Do this:
Extract all lines containing "Servers".

Items listed in a dataset

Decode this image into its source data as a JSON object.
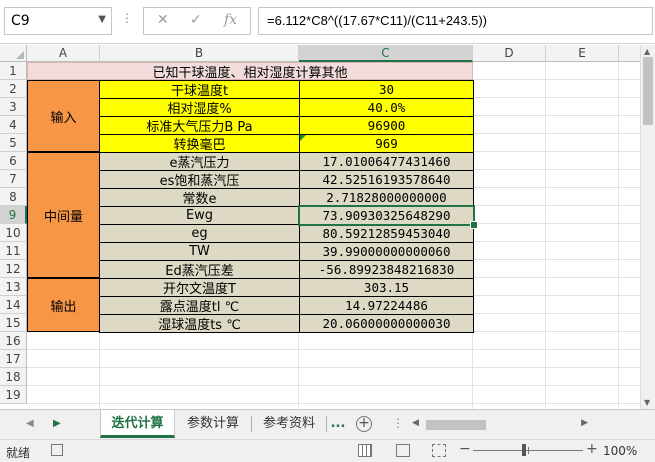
{
  "formula_bar": {
    "name_box": "C9",
    "formula": "=6.112*C8^((17.67*C11)/(C11+243.5))"
  },
  "columns": [
    "A",
    "B",
    "C",
    "D",
    "E"
  ],
  "rows": [
    "1",
    "2",
    "3",
    "4",
    "5",
    "6",
    "7",
    "8",
    "9",
    "10",
    "11",
    "12",
    "13",
    "14",
    "15",
    "16",
    "17",
    "18",
    "19"
  ],
  "sheet": {
    "title": "已知干球温度、相对湿度计算其他",
    "groups": {
      "input": "输入",
      "intermediate": "中间量",
      "output": "输出"
    },
    "items": [
      {
        "label": "干球温度t",
        "value": "30"
      },
      {
        "label": "相对湿度%",
        "value": "40.0%"
      },
      {
        "label": "标准大气压力B Pa",
        "value": "96900"
      },
      {
        "label": "转换毫巴",
        "value": "969"
      },
      {
        "label": "e蒸汽压力",
        "value": "17.01006477431460"
      },
      {
        "label": "es饱和蒸汽压",
        "value": "42.52516193578640"
      },
      {
        "label": "常数e",
        "value": "2.71828000000000"
      },
      {
        "label": "Ewg",
        "value": "73.90930325648290"
      },
      {
        "label": "eg",
        "value": "80.59212859453040"
      },
      {
        "label": "TW",
        "value": "39.99000000000060"
      },
      {
        "label": "Ed蒸汽压差",
        "value": "-56.89923848216830"
      },
      {
        "label": "开尔文温度T",
        "value": "303.15"
      },
      {
        "label": "露点温度tl ℃",
        "value": "14.97224486"
      },
      {
        "label": "湿球温度ts ℃",
        "value": "20.06000000000030"
      }
    ]
  },
  "tabs": {
    "items": [
      "迭代计算",
      "参数计算",
      "参考资料"
    ],
    "more": "...",
    "add": "+"
  },
  "status": {
    "ready": "就绪",
    "zoom_minus": "−",
    "zoom_plus": "+",
    "zoom": "100%"
  },
  "colors": {
    "accent": "#217346",
    "title_fill": "#f2dcdb",
    "input_fill": "#ffff00",
    "intermediate_fill": "#ddd9c4",
    "group_fill": "#f79646"
  }
}
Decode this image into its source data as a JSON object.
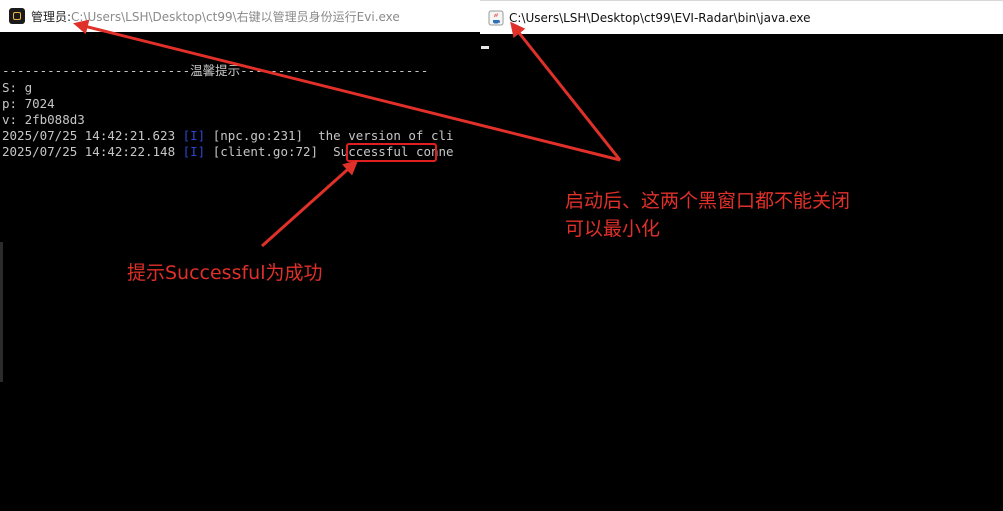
{
  "left_window": {
    "title_prefix": "管理员: ",
    "title_path": "C:\\Users\\LSH\\Desktop\\ct99\\右键以管理员身份运行Evi.exe",
    "icon": "app-icon",
    "console_lines": {
      "header": "-------------------------温馨提示-------------------------",
      "s": "S: g",
      "p": "p: 7024",
      "v": "v: 2fb088d3",
      "log1_time": "2025/07/25 14:42:21.623 ",
      "log1_level": "[I]",
      "log1_rest": " [npc.go:231]  the version of cli",
      "log2_time": "2025/07/25 14:42:22.148 ",
      "log2_level": "[I]",
      "log2_src": " [client.go:72] ",
      "log2_success": " Successful ",
      "log2_rest": "conne"
    }
  },
  "right_window": {
    "title": "C:\\Users\\LSH\\Desktop\\ct99\\EVI-Radar\\bin\\java.exe",
    "icon": "java-icon"
  },
  "annotations": {
    "left_note": "提示Successful为成功",
    "right_note_line1": "启动后、这两个黑窗口都不能关闭",
    "right_note_line2": "可以最小化",
    "color": "#e0302a"
  },
  "colors": {
    "console_text": "#c6c6c6",
    "console_blue": "#2d45d4",
    "annotation_red": "#e0302a"
  }
}
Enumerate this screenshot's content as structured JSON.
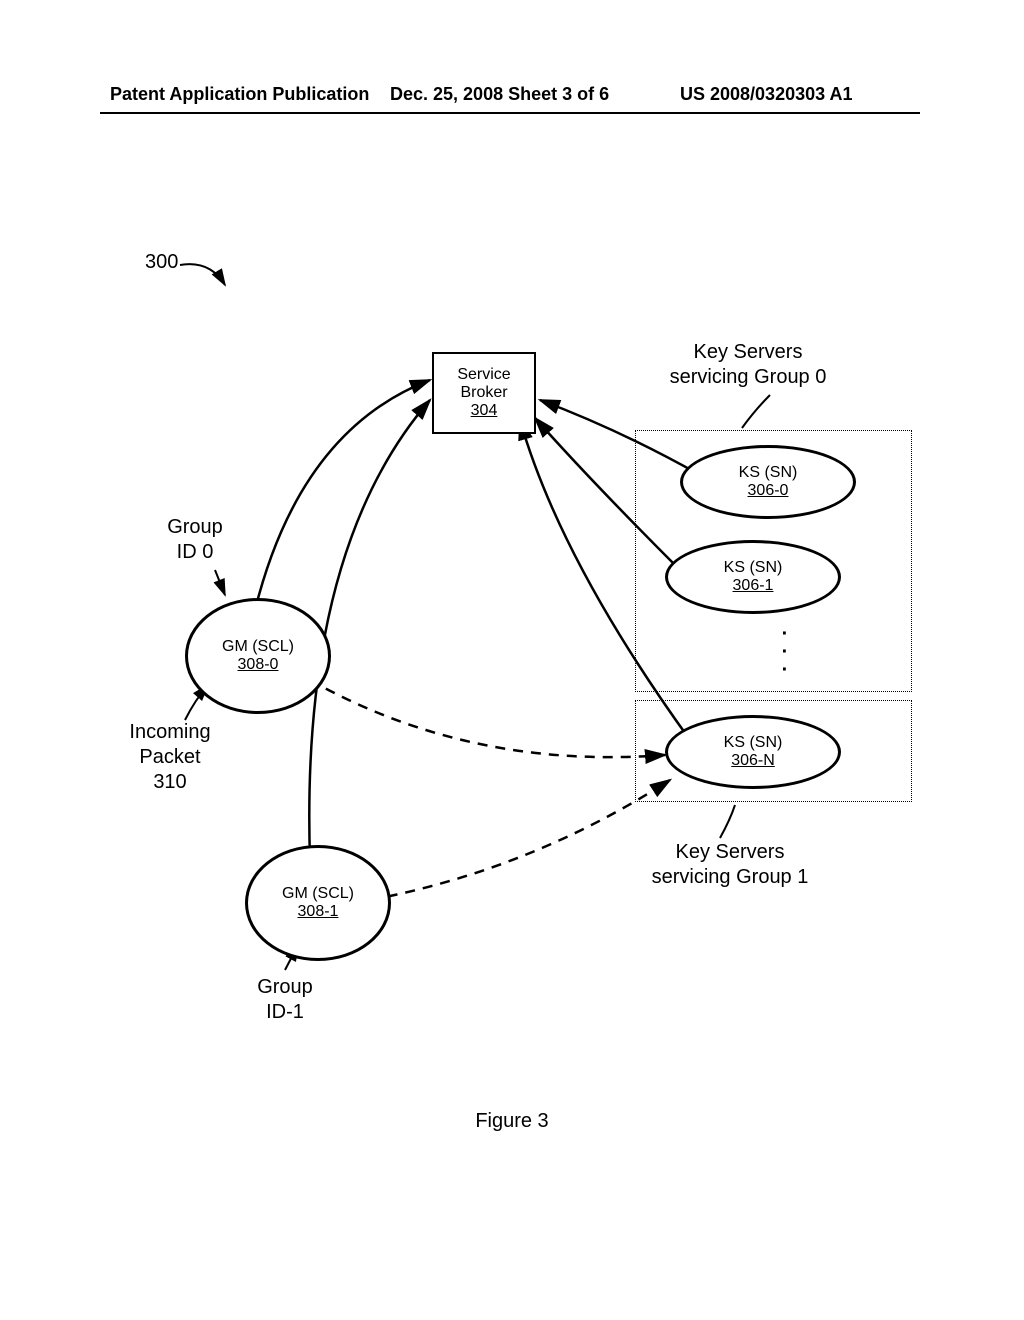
{
  "header": {
    "left": "Patent Application Publication",
    "mid": "Dec. 25, 2008  Sheet 3 of 6",
    "right": "US 2008/0320303 A1"
  },
  "labels": {
    "figure_ref": "300",
    "broker_line1": "Service",
    "broker_line2": "Broker",
    "broker_ref": "304",
    "ks_group0_title": "Key Servers\nservicing Group 0",
    "ks0_line1": "KS (SN)",
    "ks0_ref": "306-0",
    "ks1_line1": "KS (SN)",
    "ks1_ref": "306-1",
    "ksn_line1": "KS (SN)",
    "ksn_ref": "306-N",
    "ks_group1_title": "Key Servers\nservicing Group 1",
    "gm0_line1": "GM (SCL)",
    "gm0_ref": "308-0",
    "gm1_line1": "GM (SCL)",
    "gm1_ref": "308-1",
    "group_id0": "Group\nID 0",
    "group_id1": "Group\nID-1",
    "incoming": "Incoming\nPacket\n310",
    "dots": "·\n·\n·"
  },
  "caption": "Figure 3"
}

Task answer:
    "ks_group0_title": "Key Servers\nservicing Group 0",
    "ks_group1_title": "Key Servers\nservicing Group 1",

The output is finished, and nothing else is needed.